Source data
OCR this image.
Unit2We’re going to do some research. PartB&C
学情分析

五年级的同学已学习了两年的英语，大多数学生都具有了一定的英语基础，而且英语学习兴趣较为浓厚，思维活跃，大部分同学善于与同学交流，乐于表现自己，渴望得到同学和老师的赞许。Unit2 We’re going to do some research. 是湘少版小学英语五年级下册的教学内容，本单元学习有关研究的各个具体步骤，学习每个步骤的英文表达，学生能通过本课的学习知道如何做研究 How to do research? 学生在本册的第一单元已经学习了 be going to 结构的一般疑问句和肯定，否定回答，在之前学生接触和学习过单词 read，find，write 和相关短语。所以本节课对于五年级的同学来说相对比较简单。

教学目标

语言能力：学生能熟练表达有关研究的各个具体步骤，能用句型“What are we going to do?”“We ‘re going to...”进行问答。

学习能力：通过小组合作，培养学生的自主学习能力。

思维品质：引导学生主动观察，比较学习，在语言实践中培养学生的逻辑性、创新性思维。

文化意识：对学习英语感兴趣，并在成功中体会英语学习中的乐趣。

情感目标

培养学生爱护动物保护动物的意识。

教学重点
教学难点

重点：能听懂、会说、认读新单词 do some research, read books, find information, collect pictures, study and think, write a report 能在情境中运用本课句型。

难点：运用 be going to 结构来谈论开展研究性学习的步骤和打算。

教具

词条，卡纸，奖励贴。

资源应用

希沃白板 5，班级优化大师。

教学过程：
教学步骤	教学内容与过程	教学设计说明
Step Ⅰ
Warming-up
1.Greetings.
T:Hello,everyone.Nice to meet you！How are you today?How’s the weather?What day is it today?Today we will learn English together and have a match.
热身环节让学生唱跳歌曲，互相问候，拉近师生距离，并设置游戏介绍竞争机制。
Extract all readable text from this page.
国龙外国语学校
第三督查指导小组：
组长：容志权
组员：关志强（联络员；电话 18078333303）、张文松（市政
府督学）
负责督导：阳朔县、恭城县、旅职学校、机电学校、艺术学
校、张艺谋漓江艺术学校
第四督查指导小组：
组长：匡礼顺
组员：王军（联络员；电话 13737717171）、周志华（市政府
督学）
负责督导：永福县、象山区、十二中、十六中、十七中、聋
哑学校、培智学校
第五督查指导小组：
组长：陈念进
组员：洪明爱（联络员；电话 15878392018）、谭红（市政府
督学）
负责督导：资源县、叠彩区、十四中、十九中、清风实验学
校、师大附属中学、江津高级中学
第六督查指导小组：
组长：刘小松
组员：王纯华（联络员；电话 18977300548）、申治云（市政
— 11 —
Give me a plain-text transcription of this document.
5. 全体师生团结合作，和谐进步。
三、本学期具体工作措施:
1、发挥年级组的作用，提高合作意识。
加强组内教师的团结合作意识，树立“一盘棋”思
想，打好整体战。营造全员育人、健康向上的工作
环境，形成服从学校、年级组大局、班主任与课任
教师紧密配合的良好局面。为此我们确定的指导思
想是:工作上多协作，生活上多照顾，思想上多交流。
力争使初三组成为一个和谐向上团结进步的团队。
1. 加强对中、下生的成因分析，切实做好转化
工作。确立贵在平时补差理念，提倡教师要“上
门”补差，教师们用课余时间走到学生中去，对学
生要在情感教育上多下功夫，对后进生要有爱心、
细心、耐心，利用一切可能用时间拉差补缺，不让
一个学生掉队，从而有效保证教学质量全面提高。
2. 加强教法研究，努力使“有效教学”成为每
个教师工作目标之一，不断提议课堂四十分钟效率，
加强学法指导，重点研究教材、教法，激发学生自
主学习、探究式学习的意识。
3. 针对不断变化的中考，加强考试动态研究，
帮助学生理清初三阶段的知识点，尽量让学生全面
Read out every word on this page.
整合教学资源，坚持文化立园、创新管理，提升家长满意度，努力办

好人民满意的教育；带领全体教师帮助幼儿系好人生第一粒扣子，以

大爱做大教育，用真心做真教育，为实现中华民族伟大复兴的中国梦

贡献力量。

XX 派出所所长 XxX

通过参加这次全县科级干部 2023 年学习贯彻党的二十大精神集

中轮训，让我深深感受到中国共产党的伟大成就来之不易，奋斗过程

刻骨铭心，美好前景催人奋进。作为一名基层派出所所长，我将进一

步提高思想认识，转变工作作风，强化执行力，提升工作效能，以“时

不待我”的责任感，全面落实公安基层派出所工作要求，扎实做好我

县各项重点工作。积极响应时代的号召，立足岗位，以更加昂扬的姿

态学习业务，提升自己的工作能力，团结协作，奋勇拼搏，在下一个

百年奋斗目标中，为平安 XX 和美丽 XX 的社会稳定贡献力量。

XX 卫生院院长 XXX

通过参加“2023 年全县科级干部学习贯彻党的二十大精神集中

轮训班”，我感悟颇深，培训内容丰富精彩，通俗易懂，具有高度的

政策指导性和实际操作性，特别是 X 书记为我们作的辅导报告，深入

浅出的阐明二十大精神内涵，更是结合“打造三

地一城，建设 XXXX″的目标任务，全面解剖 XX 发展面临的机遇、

EXERCISE GOAL
Reproduce each line verbatim.

SOLVED PROBLEM
OCR this image.
Unit2We’re going to do some research. PartB&C
学情分析

五年级的同学已学习了两年的英语，大多数学生都具有了一定的英语基础，而且英语学习兴趣较为浓厚，思维活跃，大部分同学善于与同学交流，乐于表现自己，渴望得到同学和老师的赞许。Unit2 We’re going to do some research. 是湘少版小学英语五年级下册的教学内容，本单元学习有关研究的各个具体步骤，学习每个步骤的英文表达，学生能通过本课的学习知道如何做研究 How to do research? 学生在本册的第一单元已经学习了 be going to 结构的一般疑问句和肯定，否定回答，在之前学生接触和学习过单词 read，find，write 和相关短语。所以本节课对于五年级的同学来说相对比较简单。

教学目标

语言能力：学生能熟练表达有关研究的各个具体步骤，能用句型“What are we going to do?”“We ‘re going to...”进行问答。

学习能力：通过小组合作，培养学生的自主学习能力。

思维品质：引导学生主动观察，比较学习，在语言实践中培养学生的逻辑性、创新性思维。

文化意识：对学习英语感兴趣，并在成功中体会英语学习中的乐趣。

情感目标

培养学生爱护动物保护动物的意识。

教学重点
教学难点

重点：能听懂、会说、认读新单词 do some research, read books, find information, collect pictures, study and think, write a report 能在情境中运用本课句型。

难点：运用 be going to 结构来谈论开展研究性学习的步骤和打算。

教具

词条，卡纸，奖励贴。

资源应用

希沃白板 5，班级优化大师。

教学过程：
教学步骤	教学内容与过程	教学设计说明
Step Ⅰ
Warming-up
1.Greetings.
T:Hello,everyone.Nice to meet you！How are you today?How’s the weather?What day is it today?Today we will learn English together and have a match.
热身环节让学生唱跳歌曲，互相问候，拉近师生距离，并设置游戏介绍竞争机制。
Extract all readable text from this page.
国龙外国语学校
第三督查指导小组：
组长：容志权
组员：关志强（联络员；电话 18078333303）、张文松（市政
府督学）
负责督导：阳朔县、恭城县、旅职学校、机电学校、艺术学
校、张艺谋漓江艺术学校
第四督查指导小组：
组长：匡礼顺
组员：王军（联络员；电话 13737717171）、周志华（市政府
督学）
负责督导：永福县、象山区、十二中、十六中、十七中、聋
哑学校、培智学校
第五督查指导小组：
组长：陈念进
组员：洪明爱（联络员；电话 15878392018）、谭红（市政府
督学）
负责督导：资源县、叠彩区、十四中、十九中、清风实验学
校、师大附属中学、江津高级中学
第六督查指导小组：
组长：刘小松
组员：王纯华（联络员；电话 18977300548）、申治云（市政
— 11 —
Give me a plain-text transcription of this document.
5. 全体师生团结合作，和谐进步。
三、本学期具体工作措施:
1、发挥年级组的作用，提高合作意识。
加强组内教师的团结合作意识，树立“一盘棋”思
想，打好整体战。营造全员育人、健康向上的工作
环境，形成服从学校、年级组大局、班主任与课任
教师紧密配合的良好局面。为此我们确定的指导思
想是:工作上多协作，生活上多照顾，思想上多交流。
力争使初三组成为一个和谐向上团结进步的团队。
1. 加强对中、下生的成因分析，切实做好转化
工作。确立贵在平时补差理念，提倡教师要“上
门”补差，教师们用课余时间走到学生中去，对学
生要在情感教育上多下功夫，对后进生要有爱心、
细心、耐心，利用一切可能用时间拉差补缺，不让
一个学生掉队，从而有效保证教学质量全面提高。
2. 加强教法研究，努力使“有效教学”成为每
个教师工作目标之一，不断提议课堂四十分钟效率，
加强学法指导，重点研究教材、教法，激发学生自
主学习、探究式学习的意识。
3. 针对不断变化的中考，加强考试动态研究，
帮助学生理清初三阶段的知识点，尽量让学生全面
Read out every word on this page.
整合教学资源，坚持文化立园、创新管理，提升家长满意度，努力办

好人民满意的教育；带领全体教师帮助幼儿系好人生第一粒扣子，以

大爱做大教育，用真心做真教育，为实现中华民族伟大复兴的中国梦

贡献力量。

XX 派出所所长 XxX

通过参加这次全县科级干部 2023 年学习贯彻党的二十大精神集

中轮训，让我深深感受到中国共产党的伟大成就来之不易，奋斗过程

刻骨铭心，美好前景催人奋进。作为一名基层派出所所长，我将进一

步提高思想认识，转变工作作风，强化执行力，提升工作效能，以“时

不待我”的责任感，全面落实公安基层派出所工作要求，扎实做好我

县各项重点工作。积极响应时代的号召，立足岗位，以更加昂扬的姿

态学习业务，提升自己的工作能力，团结协作，奋勇拼搏，在下一个

百年奋斗目标中，为平安 XX 和美丽 XX 的社会稳定贡献力量。

XX 卫生院院长 XXX

通过参加“2023 年全县科级干部学习贯彻党的二十大精神集中

轮训班”，我感悟颇深，培训内容丰富精彩，通俗易懂，具有高度的

政策指导性和实际操作性，特别是 X 书记为我们作的辅导报告，深入

浅出的阐明二十大精神内涵，更是结合“打造三

地一城，建设 XXXX″的目标任务，全面解剖 XX 发展面临的机遇、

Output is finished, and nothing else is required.